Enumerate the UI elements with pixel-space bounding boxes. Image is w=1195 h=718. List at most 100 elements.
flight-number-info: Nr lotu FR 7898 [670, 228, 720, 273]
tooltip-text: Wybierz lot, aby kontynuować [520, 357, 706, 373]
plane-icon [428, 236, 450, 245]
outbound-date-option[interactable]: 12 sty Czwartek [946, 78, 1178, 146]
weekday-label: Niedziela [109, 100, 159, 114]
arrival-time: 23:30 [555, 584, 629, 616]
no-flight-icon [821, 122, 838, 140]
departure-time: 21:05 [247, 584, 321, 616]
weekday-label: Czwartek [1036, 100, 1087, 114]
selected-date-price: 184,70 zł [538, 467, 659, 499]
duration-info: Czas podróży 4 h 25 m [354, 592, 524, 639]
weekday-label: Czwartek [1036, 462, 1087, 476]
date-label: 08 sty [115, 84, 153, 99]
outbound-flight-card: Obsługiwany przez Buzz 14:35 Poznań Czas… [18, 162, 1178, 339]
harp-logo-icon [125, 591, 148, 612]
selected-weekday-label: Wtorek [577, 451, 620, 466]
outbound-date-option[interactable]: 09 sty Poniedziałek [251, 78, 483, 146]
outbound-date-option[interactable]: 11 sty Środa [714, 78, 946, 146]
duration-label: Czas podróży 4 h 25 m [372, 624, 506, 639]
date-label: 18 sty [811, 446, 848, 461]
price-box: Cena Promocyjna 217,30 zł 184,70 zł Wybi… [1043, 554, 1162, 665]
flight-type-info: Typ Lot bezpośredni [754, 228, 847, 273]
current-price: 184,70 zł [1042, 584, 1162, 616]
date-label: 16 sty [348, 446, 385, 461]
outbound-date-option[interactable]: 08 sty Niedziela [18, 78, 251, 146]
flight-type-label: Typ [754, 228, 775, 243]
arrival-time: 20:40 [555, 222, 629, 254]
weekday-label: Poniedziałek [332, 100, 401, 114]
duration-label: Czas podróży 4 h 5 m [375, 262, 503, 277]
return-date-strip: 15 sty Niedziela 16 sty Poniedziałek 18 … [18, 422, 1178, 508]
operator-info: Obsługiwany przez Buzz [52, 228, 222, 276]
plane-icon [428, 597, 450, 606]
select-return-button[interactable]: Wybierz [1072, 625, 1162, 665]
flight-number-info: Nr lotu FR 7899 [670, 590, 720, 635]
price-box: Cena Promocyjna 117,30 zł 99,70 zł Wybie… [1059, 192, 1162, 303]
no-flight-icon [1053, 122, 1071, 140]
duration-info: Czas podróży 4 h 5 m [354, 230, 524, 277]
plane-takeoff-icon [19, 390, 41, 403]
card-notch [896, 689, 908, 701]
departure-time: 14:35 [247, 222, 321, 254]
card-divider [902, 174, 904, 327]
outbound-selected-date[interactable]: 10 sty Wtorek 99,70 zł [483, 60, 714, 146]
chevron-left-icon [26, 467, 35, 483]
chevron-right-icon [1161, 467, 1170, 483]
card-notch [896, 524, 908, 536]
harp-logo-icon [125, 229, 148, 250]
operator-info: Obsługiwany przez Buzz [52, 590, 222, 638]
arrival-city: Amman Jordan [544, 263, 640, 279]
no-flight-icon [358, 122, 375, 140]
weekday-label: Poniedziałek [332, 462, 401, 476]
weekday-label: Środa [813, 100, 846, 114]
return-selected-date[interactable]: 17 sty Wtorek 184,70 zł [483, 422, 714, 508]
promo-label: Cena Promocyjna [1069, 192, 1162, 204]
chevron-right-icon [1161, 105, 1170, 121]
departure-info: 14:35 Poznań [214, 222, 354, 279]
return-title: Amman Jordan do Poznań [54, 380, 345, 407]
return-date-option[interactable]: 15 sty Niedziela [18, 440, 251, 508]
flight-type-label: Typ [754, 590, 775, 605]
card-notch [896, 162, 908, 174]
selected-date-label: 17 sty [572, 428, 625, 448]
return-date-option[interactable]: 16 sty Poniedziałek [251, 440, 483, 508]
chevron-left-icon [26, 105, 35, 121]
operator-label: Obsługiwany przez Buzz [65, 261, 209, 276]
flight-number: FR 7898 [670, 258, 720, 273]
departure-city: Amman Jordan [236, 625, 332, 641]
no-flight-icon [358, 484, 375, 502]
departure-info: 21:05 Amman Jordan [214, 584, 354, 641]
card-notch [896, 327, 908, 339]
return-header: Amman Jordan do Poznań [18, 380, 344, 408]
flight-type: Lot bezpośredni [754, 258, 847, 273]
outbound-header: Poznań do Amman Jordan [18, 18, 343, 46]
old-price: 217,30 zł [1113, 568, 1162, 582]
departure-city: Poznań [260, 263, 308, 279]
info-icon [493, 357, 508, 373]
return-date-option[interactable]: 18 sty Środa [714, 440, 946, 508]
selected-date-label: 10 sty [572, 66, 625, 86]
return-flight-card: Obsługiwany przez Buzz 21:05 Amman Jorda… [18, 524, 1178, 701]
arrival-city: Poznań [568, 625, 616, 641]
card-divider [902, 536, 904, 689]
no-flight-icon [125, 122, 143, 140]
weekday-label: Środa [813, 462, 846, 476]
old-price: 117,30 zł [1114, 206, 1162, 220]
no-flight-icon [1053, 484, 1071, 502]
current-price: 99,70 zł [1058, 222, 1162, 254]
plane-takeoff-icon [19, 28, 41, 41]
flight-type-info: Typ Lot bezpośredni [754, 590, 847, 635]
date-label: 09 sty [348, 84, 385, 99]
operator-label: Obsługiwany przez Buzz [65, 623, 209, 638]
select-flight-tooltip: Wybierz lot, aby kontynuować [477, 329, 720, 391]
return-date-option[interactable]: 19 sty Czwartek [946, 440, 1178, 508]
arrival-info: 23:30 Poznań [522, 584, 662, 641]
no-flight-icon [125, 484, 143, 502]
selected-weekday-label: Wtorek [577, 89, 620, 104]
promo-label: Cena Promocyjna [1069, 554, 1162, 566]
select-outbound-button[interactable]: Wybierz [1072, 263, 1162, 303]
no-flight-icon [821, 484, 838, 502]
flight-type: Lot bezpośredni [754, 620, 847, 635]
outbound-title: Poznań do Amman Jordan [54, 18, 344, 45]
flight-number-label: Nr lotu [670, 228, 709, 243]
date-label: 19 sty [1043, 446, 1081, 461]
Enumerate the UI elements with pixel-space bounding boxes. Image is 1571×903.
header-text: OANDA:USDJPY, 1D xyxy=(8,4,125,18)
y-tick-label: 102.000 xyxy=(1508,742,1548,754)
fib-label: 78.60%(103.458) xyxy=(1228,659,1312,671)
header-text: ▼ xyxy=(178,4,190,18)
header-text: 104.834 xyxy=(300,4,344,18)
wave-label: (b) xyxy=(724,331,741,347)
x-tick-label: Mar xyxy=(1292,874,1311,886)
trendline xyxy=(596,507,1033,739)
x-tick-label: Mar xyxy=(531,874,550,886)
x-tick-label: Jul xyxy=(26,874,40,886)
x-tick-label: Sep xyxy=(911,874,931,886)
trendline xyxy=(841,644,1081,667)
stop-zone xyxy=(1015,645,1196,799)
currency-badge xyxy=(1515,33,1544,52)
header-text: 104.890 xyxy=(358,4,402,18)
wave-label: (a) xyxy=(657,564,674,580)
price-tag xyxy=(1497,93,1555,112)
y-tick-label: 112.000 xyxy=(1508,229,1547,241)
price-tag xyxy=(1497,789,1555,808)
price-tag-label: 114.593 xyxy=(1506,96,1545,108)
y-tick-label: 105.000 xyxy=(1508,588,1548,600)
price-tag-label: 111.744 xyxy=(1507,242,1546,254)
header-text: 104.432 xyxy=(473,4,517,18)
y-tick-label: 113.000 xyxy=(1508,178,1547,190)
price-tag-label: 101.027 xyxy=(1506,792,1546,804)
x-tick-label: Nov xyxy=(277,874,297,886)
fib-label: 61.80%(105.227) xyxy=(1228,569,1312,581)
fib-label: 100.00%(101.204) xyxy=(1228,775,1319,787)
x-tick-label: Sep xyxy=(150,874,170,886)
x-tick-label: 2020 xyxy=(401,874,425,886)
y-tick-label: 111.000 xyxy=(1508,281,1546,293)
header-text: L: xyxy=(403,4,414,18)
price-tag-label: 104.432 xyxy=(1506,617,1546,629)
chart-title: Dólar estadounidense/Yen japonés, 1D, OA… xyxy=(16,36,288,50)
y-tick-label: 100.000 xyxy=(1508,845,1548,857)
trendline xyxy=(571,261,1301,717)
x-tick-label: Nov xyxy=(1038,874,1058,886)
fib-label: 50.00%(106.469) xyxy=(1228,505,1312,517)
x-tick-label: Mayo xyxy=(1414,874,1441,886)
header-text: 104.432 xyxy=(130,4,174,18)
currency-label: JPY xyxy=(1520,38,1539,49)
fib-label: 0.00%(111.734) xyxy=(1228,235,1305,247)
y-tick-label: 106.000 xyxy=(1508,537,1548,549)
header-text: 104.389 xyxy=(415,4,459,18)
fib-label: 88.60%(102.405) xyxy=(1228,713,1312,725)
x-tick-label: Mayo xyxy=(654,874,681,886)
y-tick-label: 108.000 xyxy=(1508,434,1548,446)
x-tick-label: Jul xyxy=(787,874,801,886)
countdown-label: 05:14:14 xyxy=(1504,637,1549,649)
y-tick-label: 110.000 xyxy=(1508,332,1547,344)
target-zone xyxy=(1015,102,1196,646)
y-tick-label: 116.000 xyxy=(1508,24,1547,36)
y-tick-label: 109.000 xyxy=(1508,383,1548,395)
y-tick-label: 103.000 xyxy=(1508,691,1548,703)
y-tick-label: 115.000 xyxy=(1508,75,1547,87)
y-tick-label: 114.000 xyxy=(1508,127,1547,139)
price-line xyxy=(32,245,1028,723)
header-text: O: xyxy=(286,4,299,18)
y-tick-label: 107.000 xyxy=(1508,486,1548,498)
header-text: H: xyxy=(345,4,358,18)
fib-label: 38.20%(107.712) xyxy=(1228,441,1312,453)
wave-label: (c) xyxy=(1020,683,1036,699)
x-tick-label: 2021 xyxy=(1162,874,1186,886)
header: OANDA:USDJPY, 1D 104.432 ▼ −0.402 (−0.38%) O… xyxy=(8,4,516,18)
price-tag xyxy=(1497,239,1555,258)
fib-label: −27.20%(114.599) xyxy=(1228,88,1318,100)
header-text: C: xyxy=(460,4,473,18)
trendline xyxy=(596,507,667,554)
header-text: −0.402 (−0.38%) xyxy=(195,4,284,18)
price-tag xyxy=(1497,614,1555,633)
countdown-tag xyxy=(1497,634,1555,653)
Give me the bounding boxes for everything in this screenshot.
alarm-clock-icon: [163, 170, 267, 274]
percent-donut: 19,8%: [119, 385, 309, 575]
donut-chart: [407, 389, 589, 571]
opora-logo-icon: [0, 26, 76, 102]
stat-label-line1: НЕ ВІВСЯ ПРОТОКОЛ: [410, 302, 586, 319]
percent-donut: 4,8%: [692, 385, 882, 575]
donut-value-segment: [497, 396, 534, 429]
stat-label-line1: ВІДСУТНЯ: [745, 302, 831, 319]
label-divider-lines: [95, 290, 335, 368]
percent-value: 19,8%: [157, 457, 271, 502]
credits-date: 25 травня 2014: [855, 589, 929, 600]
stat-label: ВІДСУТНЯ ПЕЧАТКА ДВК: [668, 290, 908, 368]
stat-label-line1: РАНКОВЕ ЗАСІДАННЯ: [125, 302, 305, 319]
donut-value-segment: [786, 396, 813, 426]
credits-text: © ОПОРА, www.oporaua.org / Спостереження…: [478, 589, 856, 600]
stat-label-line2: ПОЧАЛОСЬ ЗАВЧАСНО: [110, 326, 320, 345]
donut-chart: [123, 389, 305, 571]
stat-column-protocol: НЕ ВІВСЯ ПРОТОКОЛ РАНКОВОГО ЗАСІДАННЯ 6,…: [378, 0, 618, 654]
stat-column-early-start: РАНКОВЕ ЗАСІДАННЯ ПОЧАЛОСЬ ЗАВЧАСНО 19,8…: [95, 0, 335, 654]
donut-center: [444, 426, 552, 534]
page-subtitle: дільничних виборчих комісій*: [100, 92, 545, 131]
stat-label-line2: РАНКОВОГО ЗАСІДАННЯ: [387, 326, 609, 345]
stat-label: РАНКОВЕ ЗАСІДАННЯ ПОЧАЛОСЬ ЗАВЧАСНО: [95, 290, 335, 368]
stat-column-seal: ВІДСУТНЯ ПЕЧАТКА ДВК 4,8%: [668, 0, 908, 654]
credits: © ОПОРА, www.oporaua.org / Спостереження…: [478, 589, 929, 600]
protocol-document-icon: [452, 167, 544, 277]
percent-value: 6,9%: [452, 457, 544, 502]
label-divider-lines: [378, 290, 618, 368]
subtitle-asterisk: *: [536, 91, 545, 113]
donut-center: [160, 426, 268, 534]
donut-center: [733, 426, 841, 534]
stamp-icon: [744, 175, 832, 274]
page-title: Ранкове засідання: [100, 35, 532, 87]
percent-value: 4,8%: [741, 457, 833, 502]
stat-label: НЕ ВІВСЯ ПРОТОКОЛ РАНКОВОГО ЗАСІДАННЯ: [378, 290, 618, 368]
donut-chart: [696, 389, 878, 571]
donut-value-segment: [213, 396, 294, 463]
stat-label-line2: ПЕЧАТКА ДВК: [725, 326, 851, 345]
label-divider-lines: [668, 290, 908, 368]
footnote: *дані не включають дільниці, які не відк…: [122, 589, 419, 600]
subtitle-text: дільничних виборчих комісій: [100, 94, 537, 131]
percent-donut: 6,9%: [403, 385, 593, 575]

──────────────────────────────

• _Exercise goal_
Pull out the lines starting at the first line and ending at the one that contains "outbound-date-option[interactable]: 09 sty", copying each one word for word.

• _The result_
Enumerate the UI elements with pixel-space bounding boxes. Image is w=1195 h=718. List at most 100 elements.
flight-number-info: Nr lotu FR 7898 [670, 228, 720, 273]
tooltip-text: Wybierz lot, aby kontynuować [520, 357, 706, 373]
plane-icon [428, 236, 450, 245]
outbound-date-option[interactable]: 12 sty Czwartek [946, 78, 1178, 146]
weekday-label: Niedziela [109, 100, 159, 114]
arrival-time: 23:30 [555, 584, 629, 616]
no-flight-icon [821, 122, 838, 140]
departure-time: 21:05 [247, 584, 321, 616]
weekday-label: Czwartek [1036, 100, 1087, 114]
selected-date-price: 184,70 zł [538, 467, 659, 499]
duration-info: Czas podróży 4 h 25 m [354, 592, 524, 639]
weekday-label: Czwartek [1036, 462, 1087, 476]
date-label: 08 sty [115, 84, 153, 99]
outbound-flight-card: Obsługiwany przez Buzz 14:35 Poznań Czas… [18, 162, 1178, 339]
harp-logo-icon [125, 591, 148, 612]
selected-weekday-label: Wtorek [577, 451, 620, 466]
outbound-date-option[interactable]: 09 sty Poniedziałek [251, 78, 483, 146]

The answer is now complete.